Set down, in full, every record in the block.
--------------------------------
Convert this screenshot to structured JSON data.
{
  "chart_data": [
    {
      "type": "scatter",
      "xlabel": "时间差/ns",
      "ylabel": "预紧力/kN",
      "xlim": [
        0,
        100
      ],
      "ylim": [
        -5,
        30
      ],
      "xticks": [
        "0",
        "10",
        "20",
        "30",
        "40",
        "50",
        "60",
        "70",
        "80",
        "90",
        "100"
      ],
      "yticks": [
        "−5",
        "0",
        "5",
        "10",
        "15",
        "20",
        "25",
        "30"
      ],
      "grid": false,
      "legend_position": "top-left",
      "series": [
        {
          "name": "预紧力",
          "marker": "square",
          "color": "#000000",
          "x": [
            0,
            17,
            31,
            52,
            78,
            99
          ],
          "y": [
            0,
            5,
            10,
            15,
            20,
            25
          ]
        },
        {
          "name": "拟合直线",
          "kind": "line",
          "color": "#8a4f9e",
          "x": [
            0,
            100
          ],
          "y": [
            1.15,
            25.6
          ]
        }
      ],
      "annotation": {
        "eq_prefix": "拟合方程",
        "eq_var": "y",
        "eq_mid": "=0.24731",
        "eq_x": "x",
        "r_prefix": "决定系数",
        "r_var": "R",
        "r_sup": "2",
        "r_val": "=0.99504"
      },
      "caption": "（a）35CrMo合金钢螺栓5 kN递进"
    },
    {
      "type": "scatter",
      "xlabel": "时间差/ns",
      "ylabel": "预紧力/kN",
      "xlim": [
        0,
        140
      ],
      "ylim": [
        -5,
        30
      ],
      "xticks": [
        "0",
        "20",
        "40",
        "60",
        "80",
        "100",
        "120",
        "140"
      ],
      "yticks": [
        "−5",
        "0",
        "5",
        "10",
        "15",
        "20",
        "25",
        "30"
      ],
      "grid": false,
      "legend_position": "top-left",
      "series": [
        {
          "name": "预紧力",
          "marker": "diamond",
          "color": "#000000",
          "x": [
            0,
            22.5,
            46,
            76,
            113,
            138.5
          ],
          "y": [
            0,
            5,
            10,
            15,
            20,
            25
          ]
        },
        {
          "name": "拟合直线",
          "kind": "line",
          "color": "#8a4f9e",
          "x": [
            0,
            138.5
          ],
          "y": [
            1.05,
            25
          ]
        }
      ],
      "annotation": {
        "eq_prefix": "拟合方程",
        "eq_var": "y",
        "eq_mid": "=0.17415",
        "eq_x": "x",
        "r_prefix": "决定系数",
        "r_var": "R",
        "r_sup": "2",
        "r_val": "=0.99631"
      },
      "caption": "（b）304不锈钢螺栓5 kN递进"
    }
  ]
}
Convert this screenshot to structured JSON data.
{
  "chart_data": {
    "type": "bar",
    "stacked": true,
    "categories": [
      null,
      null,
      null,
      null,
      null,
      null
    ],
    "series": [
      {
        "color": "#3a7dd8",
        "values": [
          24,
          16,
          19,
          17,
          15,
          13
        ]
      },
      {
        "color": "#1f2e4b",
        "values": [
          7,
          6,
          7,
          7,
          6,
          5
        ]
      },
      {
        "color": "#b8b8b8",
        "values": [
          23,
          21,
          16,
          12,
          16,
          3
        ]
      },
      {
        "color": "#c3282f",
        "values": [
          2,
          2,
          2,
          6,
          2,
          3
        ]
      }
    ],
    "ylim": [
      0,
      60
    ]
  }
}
--------------------------------
▶ [Solution to the problem]
Convert this screenshot to structured JSON data.
{
  "chart_data": [
    {
      "type": "scatter",
      "xlabel": "时间差/ns",
      "ylabel": "预紧力/kN",
      "xlim": [
        0,
        100
      ],
      "ylim": [
        -5,
        30
      ],
      "xticks": [
        "0",
        "10",
        "20",
        "30",
        "40",
        "50",
        "60",
        "70",
        "80",
        "90",
        "100"
      ],
      "yticks": [
        "−5",
        "0",
        "5",
        "10",
        "15",
        "20",
        "25",
        "30"
      ],
      "grid": false,
      "legend_position": "top-left",
      "series": [
        {
          "name": "预紧力",
          "marker": "square",
          "color": "#000000",
          "x": [
            0,
            17,
            31,
            52,
            78,
            99
          ],
          "y": [
            0,
            5,
            10,
            15,
            20,
            25
          ]
        },
        {
          "name": "拟合直线",
          "kind": "line",
          "color": "#8a4f9e",
          "x": [
            0,
            100
          ],
          "y": [
            1.15,
            25.6
          ]
        }
      ],
      "annotation": {
        "eq_prefix": "拟合方程",
        "eq_var": "y",
        "eq_mid": "=0.24731",
        "eq_x": "x",
        "r_prefix": "决定系数",
        "r_var": "R",
        "r_sup": "2",
        "r_val": "=0.99504"
      },
      "caption": "（a）35CrMo合金钢螺栓5 kN递进"
    },
    {
      "type": "scatter",
      "xlabel": "时间差/ns",
      "ylabel": "预紧力/kN",
      "xlim": [
        0,
        140
      ],
      "ylim": [
        -5,
        30
      ],
      "xticks": [
        "0",
        "20",
        "40",
        "60",
        "80",
        "100",
        "120",
        "140"
      ],
      "yticks": [
        "−5",
        "0",
        "5",
        "10",
        "15",
        "20",
        "25",
        "30"
      ],
      "grid": false,
      "legend_position": "top-left",
      "series": [
        {
          "name": "预紧力",
          "marker": "diamond",
          "color": "#000000",
          "x": [
            0,
            22.5,
            46,
            76,
            113,
            138.5
          ],
          "y": [
            0,
            5,
            10,
            15,
            20,
            25
          ]
        },
        {
          "name": "拟合直线",
          "kind": "line",
          "color": "#8a4f9e",
          "x": [
            0,
            138.5
          ],
          "y": [
            1.05,
            25
          ]
        }
      ],
      "annotation": {
        "eq_prefix": "拟合方程",
        "eq_var": "y",
        "eq_mid": "=0.17415",
        "eq_x": "x",
        "r_prefix": "决定系数",
        "r_var": "R",
        "r_sup": "2",
        "r_val": "=0.99631"
      },
      "caption": "（b）304不锈钢螺栓5 kN递进"
    }
  ]
}
Convert this screenshot to structured JSON data.
{
  "chart_data": {
    "type": "bar",
    "stacked": true,
    "categories": [
      null,
      null,
      null,
      null,
      null,
      null
    ],
    "series": [
      {
        "color": "#3a7dd8",
        "values": [
          24,
          16,
          19,
          17,
          15,
          13
        ]
      },
      {
        "color": "#1f2e4b",
        "values": [
          7,
          6,
          7,
          7,
          6,
          5
        ]
      },
      {
        "color": "#b8b8b8",
        "values": [
          23,
          21,
          16,
          12,
          16,
          3
        ]
      },
      {
        "color": "#c3282f",
        "values": [
          2,
          2,
          2,
          6,
          2,
          3
        ]
      }
    ],
    "ylim": [
      0,
      60
    ]
  }
}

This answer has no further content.